#### Your instructions
Send back the records in full, character for character.
Start of Supplied material
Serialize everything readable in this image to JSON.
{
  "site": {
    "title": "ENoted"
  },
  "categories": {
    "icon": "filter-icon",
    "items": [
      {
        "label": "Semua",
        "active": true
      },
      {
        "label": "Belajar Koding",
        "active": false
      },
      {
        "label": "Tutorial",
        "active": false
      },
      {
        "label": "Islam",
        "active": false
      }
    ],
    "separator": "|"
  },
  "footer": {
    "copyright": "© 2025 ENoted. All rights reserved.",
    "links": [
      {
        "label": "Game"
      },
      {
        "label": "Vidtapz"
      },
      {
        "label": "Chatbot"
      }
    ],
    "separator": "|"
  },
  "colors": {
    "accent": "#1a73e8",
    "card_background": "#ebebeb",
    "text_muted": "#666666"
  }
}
End of Supplied material
#### Output for this task
Serialize everything readable in this image to JSON.
{
  "site": {
    "title": "ENoted"
  },
  "categories": {
    "icon": "filter-icon",
    "items": [
      {
        "label": "Semua",
        "active": true
      },
      {
        "label": "Belajar Koding",
        "active": false
      },
      {
        "label": "Tutorial",
        "active": false
      },
      {
        "label": "Islam",
        "active": false
      }
    ],
    "separator": "|"
  },
  "footer": {
    "copyright": "© 2025 ENoted. All rights reserved.",
    "links": [
      {
        "label": "Game"
      },
      {
        "label": "Vidtapz"
      },
      {
        "label": "Chatbot"
      }
    ],
    "separator": "|"
  },
  "colors": {
    "accent": "#1a73e8",
    "card_background": "#ebebeb",
    "text_muted": "#666666"
  }
}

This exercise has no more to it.